• [SET EXERCISE]: Identify and copy all lines of the material where the string "Solar" is found.
>> start SUPPLIED DATA
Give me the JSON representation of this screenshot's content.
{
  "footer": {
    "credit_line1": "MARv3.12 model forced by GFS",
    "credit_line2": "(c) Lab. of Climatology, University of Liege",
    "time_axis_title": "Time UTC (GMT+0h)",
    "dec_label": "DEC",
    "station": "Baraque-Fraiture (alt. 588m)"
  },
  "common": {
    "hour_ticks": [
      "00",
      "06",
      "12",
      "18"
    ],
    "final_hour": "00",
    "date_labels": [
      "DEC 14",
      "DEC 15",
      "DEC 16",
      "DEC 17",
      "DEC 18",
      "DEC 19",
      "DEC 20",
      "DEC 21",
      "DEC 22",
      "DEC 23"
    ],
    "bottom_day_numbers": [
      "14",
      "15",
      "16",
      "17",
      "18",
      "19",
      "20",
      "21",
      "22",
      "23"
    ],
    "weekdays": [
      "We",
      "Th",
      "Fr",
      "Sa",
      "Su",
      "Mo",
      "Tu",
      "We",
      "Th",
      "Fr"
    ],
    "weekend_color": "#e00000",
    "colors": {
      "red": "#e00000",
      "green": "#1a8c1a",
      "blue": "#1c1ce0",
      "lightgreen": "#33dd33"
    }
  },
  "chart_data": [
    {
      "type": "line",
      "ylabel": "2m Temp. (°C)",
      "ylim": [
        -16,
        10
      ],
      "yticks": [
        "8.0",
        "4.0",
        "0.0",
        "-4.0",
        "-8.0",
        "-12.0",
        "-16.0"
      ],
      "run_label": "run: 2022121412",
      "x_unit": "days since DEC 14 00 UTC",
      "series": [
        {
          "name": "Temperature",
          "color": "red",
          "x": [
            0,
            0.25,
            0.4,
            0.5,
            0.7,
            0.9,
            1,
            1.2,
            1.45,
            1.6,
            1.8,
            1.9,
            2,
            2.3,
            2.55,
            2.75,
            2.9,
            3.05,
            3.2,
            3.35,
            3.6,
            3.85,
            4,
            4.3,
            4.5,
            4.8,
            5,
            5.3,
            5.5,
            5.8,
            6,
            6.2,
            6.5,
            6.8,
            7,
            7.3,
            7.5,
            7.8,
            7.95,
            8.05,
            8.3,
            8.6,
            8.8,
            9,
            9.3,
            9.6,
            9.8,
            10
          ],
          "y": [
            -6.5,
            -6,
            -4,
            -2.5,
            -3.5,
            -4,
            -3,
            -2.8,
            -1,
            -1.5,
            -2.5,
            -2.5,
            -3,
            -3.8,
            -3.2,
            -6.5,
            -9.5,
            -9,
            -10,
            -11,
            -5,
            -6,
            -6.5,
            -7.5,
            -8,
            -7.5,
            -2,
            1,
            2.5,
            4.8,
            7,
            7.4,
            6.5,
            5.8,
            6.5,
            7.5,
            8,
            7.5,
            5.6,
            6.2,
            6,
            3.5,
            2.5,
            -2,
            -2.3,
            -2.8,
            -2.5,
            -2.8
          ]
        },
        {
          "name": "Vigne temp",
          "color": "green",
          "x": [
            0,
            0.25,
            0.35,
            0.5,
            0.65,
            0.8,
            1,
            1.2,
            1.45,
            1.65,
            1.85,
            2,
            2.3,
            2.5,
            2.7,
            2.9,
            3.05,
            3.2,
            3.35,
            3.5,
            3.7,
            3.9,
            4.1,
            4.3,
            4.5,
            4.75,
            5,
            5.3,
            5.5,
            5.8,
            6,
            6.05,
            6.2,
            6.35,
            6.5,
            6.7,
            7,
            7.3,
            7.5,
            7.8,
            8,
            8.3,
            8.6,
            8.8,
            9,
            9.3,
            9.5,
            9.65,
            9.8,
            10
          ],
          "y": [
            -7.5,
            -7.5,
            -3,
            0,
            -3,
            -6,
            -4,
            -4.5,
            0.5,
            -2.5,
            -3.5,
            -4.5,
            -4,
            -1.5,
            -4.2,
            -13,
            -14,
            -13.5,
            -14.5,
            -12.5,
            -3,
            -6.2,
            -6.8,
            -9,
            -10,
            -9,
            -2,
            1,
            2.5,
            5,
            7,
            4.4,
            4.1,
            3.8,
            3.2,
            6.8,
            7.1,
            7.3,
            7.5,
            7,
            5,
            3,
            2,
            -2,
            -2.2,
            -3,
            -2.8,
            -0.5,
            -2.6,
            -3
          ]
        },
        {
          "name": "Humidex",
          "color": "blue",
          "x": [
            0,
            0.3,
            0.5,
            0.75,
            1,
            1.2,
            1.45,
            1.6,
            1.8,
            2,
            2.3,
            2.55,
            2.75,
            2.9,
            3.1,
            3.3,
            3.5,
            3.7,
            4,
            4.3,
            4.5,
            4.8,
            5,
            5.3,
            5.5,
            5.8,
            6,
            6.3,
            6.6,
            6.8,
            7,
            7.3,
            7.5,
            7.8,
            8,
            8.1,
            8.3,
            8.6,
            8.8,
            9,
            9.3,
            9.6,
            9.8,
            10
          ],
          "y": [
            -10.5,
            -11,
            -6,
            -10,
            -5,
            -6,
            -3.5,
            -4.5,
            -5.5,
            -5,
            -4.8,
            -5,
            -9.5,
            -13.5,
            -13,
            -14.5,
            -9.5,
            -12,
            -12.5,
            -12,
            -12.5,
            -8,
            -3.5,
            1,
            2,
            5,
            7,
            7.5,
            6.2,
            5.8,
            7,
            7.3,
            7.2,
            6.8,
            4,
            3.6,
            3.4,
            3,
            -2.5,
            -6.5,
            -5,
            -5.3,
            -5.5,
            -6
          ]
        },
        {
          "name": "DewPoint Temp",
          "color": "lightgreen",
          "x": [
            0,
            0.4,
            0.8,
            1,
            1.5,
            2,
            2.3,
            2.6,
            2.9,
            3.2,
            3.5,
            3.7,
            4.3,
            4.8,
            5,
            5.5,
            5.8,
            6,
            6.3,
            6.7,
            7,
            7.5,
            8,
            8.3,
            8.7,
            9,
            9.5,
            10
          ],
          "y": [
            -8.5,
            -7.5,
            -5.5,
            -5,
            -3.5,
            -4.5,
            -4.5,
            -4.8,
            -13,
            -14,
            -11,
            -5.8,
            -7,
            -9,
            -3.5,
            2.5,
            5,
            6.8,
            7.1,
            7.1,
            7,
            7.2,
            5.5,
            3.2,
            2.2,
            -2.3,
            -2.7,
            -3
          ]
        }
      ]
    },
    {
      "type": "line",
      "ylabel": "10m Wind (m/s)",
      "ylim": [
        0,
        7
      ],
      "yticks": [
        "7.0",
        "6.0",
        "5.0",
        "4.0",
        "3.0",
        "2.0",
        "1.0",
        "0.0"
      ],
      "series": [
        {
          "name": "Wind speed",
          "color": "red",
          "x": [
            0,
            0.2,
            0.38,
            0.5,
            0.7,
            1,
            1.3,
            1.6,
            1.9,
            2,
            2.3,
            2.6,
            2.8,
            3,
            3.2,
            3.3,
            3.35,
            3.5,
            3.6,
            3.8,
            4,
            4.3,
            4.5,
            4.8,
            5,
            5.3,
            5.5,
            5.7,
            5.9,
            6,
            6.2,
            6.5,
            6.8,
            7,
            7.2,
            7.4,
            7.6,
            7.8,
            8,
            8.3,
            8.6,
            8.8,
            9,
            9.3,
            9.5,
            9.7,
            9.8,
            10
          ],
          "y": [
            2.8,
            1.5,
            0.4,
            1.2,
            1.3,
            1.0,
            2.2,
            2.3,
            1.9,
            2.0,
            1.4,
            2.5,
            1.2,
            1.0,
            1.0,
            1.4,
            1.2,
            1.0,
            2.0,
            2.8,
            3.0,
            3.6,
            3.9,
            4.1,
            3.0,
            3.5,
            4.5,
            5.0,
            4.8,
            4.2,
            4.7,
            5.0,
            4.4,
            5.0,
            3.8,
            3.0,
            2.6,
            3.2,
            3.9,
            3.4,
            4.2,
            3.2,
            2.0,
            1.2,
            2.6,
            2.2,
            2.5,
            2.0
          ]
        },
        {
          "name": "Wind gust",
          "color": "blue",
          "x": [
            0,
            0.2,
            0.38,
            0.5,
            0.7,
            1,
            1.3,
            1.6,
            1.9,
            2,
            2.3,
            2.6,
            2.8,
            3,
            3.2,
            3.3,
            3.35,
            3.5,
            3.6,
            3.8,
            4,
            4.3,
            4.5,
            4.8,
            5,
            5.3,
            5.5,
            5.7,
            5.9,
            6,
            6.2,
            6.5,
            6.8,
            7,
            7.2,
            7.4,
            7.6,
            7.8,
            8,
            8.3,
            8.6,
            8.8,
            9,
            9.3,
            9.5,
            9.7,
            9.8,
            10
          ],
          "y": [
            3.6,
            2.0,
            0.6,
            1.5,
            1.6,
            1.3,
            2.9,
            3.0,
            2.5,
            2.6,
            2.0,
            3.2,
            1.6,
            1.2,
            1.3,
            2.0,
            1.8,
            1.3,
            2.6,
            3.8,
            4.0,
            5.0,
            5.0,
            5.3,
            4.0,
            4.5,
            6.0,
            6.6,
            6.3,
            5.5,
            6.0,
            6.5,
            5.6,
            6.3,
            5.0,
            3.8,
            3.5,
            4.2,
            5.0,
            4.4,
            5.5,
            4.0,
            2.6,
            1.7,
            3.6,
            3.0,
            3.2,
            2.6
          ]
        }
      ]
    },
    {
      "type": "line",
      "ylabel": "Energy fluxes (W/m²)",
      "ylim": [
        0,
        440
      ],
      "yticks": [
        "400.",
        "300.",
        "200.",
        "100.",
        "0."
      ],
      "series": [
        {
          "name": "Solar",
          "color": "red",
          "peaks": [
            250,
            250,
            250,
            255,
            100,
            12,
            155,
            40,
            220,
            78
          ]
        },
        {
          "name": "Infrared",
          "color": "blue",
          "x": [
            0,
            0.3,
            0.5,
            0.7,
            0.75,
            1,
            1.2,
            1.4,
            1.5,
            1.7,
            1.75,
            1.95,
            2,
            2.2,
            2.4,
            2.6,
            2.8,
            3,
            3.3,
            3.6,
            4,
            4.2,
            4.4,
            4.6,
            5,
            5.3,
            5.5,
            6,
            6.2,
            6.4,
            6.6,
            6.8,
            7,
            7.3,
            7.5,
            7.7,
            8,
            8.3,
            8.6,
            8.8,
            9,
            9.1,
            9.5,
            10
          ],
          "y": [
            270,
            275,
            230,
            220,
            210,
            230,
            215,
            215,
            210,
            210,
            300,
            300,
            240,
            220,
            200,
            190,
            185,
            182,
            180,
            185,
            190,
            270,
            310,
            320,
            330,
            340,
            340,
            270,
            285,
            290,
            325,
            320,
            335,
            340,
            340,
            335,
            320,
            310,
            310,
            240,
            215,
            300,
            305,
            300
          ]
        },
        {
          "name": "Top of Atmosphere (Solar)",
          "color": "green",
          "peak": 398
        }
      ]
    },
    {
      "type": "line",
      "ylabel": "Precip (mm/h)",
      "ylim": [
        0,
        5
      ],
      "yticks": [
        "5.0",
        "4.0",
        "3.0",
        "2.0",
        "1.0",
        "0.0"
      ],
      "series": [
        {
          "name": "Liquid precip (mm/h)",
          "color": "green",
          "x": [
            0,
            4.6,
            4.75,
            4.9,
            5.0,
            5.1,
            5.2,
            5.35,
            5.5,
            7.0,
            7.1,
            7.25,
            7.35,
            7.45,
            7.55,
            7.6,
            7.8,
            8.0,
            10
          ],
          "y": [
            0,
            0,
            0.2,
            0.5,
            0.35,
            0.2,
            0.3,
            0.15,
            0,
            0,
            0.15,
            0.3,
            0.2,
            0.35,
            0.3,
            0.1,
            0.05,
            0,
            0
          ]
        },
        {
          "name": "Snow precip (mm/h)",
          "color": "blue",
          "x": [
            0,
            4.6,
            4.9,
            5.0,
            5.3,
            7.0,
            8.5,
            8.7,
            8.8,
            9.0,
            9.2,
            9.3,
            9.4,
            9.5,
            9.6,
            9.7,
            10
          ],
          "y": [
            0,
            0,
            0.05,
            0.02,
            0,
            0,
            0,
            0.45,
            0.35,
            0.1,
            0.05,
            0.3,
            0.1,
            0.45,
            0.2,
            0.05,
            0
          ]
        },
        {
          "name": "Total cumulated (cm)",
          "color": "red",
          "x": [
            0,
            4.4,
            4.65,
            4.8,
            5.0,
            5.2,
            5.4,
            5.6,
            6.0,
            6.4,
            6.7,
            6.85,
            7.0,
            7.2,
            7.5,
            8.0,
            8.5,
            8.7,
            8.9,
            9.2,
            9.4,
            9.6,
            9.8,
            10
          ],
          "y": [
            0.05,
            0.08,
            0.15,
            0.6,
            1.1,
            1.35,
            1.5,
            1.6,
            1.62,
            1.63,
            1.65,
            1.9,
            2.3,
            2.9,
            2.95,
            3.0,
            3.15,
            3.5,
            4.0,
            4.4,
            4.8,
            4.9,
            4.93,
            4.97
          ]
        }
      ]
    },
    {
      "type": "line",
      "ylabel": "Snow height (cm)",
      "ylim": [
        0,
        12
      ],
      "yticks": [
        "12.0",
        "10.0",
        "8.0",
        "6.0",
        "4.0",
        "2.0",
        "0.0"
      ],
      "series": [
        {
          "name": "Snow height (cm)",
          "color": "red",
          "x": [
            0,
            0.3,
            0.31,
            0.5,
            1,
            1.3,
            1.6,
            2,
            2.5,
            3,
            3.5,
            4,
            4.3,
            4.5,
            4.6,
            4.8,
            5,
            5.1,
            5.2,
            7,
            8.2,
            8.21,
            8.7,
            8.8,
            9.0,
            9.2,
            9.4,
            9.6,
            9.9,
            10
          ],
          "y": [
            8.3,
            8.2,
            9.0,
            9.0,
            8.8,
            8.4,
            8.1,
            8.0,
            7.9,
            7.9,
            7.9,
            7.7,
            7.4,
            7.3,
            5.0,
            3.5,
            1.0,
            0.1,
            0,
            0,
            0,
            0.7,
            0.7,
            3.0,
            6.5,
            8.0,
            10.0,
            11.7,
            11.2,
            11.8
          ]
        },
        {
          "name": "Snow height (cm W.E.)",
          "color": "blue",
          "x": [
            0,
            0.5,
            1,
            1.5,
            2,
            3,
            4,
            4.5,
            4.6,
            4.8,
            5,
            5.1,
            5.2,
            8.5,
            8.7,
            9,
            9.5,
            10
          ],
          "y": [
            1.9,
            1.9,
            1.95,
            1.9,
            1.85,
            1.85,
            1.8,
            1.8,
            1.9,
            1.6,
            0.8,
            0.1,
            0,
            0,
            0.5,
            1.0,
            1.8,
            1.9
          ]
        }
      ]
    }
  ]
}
>> end SUPPLIED DATA
• [FULL OUTPUT]:
          "name": "Solar",
          "name": "Top of Atmosphere (Solar)",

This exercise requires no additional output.